*What you will do:*
Write out each line that follows exactly as it stands, without the pictures.

*Records for processing:*

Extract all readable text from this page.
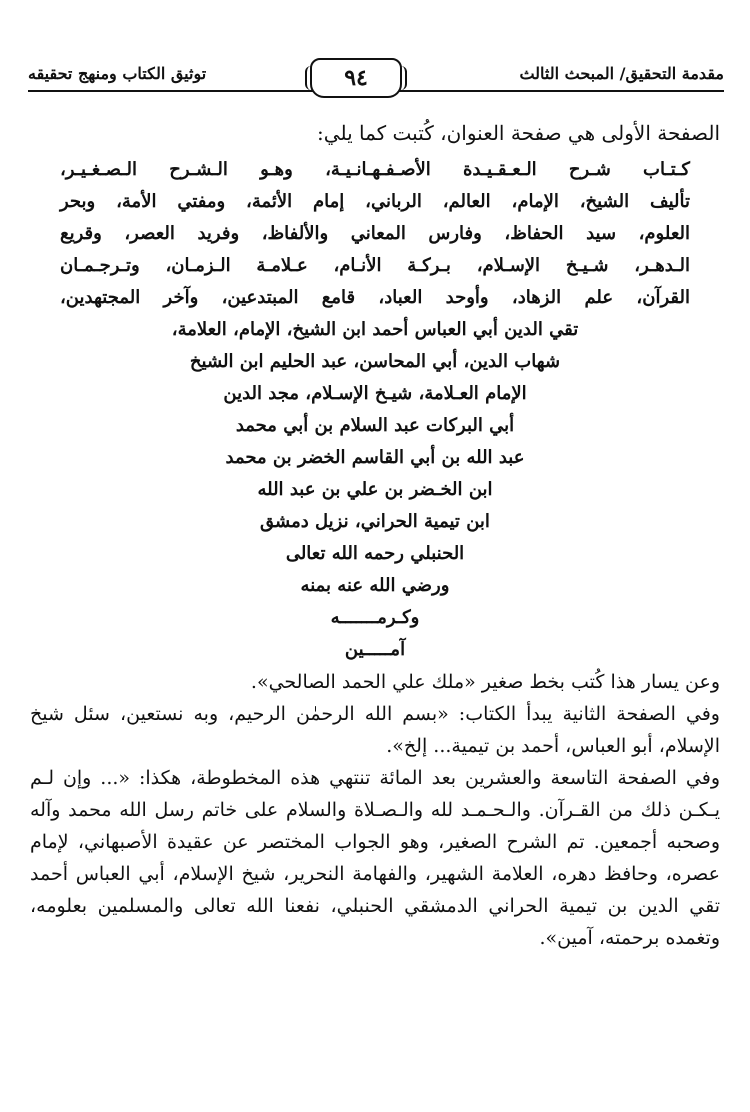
مقدمة التحقيق/ المبحث الثالث
توثيق الكتاب ومنهج تحقيقه	٩٤

الصفحة الأولى هي صفحة العنوان، كُتبت كما يلي:

كـتـاب شـرح الـعـقـيـدة الأصـفـهـانـيـة، وهـو الـشـرح الـصـغـيـر،
تأليف الشيخ، الإمام، العالم، الرباني، إمام الأئمة، ومفتي الأمة، وبحر
العلوم، سيد الحفاظ، وفارس المعاني والألفاظ، وفريد العصر، وقريع
الـدهـر، شـيـخ الإسـلام، بـركـة الأنـام، عـلامـة الـزمـان، وتـرجـمـان
القرآن، علم الزهاد، وأوحد العباد، قامع المبتدعين، وآخر المجتهدين،
تقي الدين أبي العباس أحمد ابن الشيخ، الإمام، العلامة،
شهاب الدين، أبي المحاسن، عبد الحليم ابن الشيخ
الإمام العـلامة، شيـخ الإسـلام، مجد الدين
أبي البركات عبد السلام بن أبي محمد
عبد الله بن أبي القاسم الخضر بن محمد
ابن الخـضر بن علي بن عبد الله
ابن تيمية الحراني، نزيل دمشق
الحنبلي رحمه الله تعالى
ورضي الله عنه بمنه
وكـرمـــــــه
آمـــــين

وعن يسار هذا كُتب بخط صغير «ملك علي الحمد الصالحي».

وفي الصفحة الثانية يبدأ الكتاب: «بسم الله الرحمٰن الرحيم، وبه نستعين، سئل شيخ الإسلام، أبو العباس، أحمد بن تيمية... إلخ».

وفي الصفحة التاسعة والعشرين بعد المائة تنتهي هذه المخطوطة، هكذا: «... وإن لـم يـكـن ذلك من القـرآن. والـحـمـد لله والـصـلاة والسلام على خاتم رسل الله محمد وآله وصحبه أجمعين. تم الشرح الصغير، وهو الجواب المختصر عن عقيدة الأصبهاني، لإمام عصره، وحافظ دهره، العلامة الشهير، والفهامة النحرير، شيخ الإسلام، أبي العباس أحمد تقي الدين بن تيمية الحراني الدمشقي الحنبلي، نفعنا الله تعالى والمسلمين بعلومه، وتغمده برحمته، آمين».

*Task solution:*
Extract all readable text from this page.
مقدمة التحقيق/ المبحث الثالث
توثيق الكتاب ومنهج تحقيقه	٩٤

الصفحة الأولى هي صفحة العنوان، كُتبت كما يلي:

كـتـاب شـرح الـعـقـيـدة الأصـفـهـانـيـة، وهـو الـشـرح الـصـغـيـر،
تأليف الشيخ، الإمام، العالم، الرباني، إمام الأئمة، ومفتي الأمة، وبحر
العلوم، سيد الحفاظ، وفارس المعاني والألفاظ، وفريد العصر، وقريع
الـدهـر، شـيـخ الإسـلام، بـركـة الأنـام، عـلامـة الـزمـان، وتـرجـمـان
القرآن، علم الزهاد، وأوحد العباد، قامع المبتدعين، وآخر المجتهدين،
تقي الدين أبي العباس أحمد ابن الشيخ، الإمام، العلامة،
شهاب الدين، أبي المحاسن، عبد الحليم ابن الشيخ
الإمام العـلامة، شيـخ الإسـلام، مجد الدين
أبي البركات عبد السلام بن أبي محمد
عبد الله بن أبي القاسم الخضر بن محمد
ابن الخـضر بن علي بن عبد الله
ابن تيمية الحراني، نزيل دمشق
الحنبلي رحمه الله تعالى
ورضي الله عنه بمنه
وكـرمـــــــه
آمـــــين

وعن يسار هذا كُتب بخط صغير «ملك علي الحمد الصالحي».

وفي الصفحة الثانية يبدأ الكتاب: «بسم الله الرحمٰن الرحيم، وبه نستعين، سئل شيخ الإسلام، أبو العباس، أحمد بن تيمية... إلخ».

وفي الصفحة التاسعة والعشرين بعد المائة تنتهي هذه المخطوطة، هكذا: «... وإن لـم يـكـن ذلك من القـرآن. والـحـمـد لله والـصـلاة والسلام على خاتم رسل الله محمد وآله وصحبه أجمعين. تم الشرح الصغير، وهو الجواب المختصر عن عقيدة الأصبهاني، لإمام عصره، وحافظ دهره، العلامة الشهير، والفهامة النحرير، شيخ الإسلام، أبي العباس أحمد تقي الدين بن تيمية الحراني الدمشقي الحنبلي، نفعنا الله تعالى والمسلمين بعلومه، وتغمده برحمته، آمين».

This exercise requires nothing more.